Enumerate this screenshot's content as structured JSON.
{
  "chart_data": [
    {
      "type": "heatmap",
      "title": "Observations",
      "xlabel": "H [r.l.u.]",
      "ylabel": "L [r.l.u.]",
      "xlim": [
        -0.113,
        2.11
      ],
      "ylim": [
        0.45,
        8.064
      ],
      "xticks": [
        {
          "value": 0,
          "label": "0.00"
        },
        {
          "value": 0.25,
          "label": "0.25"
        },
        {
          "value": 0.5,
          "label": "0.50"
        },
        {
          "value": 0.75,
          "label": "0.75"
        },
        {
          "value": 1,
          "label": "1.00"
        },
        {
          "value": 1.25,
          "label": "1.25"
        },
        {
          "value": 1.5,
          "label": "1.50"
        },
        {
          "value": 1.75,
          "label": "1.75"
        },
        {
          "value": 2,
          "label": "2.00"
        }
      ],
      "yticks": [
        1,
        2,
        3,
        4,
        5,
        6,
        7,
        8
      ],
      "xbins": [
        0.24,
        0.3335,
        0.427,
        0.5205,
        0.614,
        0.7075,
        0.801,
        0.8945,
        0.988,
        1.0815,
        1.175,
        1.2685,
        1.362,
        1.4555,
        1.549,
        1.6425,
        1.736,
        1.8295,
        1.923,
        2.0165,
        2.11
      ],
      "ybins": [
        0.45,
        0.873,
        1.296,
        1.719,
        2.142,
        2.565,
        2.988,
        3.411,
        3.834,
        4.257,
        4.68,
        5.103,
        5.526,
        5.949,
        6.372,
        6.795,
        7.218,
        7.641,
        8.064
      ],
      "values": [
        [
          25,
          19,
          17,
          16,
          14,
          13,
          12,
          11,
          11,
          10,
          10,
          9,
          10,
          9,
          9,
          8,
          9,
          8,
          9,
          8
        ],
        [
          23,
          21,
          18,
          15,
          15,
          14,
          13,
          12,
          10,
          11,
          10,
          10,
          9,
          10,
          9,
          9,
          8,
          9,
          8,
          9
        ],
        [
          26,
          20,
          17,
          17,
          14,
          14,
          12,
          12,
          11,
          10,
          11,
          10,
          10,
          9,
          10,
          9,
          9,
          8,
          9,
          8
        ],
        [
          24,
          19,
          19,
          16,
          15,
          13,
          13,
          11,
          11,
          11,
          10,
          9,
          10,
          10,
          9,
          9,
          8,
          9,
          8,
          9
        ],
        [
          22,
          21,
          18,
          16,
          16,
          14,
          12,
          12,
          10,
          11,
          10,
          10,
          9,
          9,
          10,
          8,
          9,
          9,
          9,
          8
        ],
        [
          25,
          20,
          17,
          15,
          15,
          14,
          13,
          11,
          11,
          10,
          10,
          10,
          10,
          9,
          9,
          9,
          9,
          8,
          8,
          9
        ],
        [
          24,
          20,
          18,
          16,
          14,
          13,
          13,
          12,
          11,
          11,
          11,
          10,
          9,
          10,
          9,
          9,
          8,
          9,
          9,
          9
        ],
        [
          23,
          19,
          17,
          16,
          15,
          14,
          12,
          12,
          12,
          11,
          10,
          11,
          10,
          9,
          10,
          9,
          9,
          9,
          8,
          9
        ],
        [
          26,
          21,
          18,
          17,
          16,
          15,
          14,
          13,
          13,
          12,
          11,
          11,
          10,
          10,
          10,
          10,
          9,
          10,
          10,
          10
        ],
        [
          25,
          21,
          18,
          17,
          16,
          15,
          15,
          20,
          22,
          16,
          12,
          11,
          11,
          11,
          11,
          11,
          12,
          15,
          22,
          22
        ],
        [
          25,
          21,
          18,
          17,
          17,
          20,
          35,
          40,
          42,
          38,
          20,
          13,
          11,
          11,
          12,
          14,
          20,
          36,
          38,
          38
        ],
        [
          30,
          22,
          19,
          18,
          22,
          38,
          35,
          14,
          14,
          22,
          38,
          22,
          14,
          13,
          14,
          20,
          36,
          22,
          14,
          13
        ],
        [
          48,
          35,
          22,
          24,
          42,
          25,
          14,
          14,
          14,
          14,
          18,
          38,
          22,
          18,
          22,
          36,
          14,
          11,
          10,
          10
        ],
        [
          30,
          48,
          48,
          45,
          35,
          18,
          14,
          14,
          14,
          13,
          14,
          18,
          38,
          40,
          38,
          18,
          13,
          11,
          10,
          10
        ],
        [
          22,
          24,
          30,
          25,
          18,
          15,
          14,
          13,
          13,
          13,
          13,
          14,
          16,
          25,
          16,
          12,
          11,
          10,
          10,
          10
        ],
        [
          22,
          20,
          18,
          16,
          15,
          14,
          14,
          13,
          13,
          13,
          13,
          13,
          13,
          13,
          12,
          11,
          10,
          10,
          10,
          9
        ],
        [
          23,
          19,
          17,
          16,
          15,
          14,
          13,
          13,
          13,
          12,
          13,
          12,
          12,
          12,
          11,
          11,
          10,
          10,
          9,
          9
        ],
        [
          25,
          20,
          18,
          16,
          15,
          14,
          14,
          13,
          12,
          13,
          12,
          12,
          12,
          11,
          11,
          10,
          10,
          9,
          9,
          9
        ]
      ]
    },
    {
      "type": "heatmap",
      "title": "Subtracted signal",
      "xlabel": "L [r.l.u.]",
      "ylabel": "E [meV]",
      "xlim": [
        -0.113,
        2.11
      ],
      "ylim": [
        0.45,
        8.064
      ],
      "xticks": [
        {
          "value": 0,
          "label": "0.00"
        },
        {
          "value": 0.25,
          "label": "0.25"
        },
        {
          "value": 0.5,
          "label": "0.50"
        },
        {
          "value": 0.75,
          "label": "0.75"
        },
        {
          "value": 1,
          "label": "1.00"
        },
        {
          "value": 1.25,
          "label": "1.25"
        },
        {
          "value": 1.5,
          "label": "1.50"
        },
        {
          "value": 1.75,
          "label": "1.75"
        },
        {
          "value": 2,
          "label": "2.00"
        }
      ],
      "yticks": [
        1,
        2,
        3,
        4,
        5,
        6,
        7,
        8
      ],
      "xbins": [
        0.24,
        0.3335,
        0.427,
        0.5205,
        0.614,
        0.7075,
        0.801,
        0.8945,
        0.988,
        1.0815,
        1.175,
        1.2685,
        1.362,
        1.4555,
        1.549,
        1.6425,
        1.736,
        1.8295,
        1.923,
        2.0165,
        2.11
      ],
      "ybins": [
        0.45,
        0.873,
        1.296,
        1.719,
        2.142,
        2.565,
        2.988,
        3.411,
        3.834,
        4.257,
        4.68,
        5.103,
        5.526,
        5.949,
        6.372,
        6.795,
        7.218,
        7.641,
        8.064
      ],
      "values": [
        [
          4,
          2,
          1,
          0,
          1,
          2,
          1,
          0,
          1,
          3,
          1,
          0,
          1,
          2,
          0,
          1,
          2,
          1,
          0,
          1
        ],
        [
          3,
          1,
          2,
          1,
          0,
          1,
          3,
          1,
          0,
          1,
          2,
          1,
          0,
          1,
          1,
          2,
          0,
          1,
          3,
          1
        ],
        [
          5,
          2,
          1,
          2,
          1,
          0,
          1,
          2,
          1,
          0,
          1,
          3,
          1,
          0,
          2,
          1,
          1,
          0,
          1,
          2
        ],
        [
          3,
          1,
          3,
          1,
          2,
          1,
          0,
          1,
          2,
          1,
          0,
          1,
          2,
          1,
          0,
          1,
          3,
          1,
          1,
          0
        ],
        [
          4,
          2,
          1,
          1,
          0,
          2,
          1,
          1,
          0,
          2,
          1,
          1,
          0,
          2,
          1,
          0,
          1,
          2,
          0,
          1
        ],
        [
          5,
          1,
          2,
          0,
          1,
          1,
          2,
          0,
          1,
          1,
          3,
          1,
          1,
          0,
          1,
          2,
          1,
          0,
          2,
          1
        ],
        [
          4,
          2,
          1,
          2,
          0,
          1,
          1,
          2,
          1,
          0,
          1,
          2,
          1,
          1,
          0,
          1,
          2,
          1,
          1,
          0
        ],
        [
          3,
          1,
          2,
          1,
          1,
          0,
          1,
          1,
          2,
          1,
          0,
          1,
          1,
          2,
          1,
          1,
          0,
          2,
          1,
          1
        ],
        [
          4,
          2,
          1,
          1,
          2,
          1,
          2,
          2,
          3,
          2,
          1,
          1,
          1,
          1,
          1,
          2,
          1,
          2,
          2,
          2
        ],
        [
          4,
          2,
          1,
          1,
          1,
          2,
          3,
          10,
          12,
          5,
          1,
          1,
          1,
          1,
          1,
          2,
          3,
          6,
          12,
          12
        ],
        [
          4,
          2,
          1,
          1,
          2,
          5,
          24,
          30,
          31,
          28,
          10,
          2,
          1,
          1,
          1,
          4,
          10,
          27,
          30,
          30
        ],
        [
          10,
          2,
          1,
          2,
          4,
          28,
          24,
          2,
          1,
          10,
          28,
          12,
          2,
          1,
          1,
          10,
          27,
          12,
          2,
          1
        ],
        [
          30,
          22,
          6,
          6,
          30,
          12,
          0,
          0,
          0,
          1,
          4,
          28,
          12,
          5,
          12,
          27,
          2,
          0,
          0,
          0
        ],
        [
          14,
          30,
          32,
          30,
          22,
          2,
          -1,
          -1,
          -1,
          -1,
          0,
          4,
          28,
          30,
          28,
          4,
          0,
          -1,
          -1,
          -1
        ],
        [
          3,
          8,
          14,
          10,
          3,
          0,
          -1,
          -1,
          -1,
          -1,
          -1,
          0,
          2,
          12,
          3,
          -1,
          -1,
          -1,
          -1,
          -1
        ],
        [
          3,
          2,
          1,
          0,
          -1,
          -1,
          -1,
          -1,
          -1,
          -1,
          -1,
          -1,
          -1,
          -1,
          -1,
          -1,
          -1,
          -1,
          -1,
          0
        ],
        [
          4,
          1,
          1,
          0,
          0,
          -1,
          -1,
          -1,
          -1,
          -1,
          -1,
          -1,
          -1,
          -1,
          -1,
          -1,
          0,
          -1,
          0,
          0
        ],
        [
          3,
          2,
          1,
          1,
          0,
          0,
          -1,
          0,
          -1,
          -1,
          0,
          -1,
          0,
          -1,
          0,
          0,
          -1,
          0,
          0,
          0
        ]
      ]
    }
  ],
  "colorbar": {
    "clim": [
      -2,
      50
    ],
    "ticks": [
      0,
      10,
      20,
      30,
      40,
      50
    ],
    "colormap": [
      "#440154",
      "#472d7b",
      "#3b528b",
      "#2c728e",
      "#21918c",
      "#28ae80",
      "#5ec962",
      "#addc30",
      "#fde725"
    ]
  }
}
- - - - -
> _TASK DETAILS_: Where a line in the material contains "title", copy that line.

> _EXPECTED ANSWER_:
      "title": "Observations",
      "title": "Subtracted signal",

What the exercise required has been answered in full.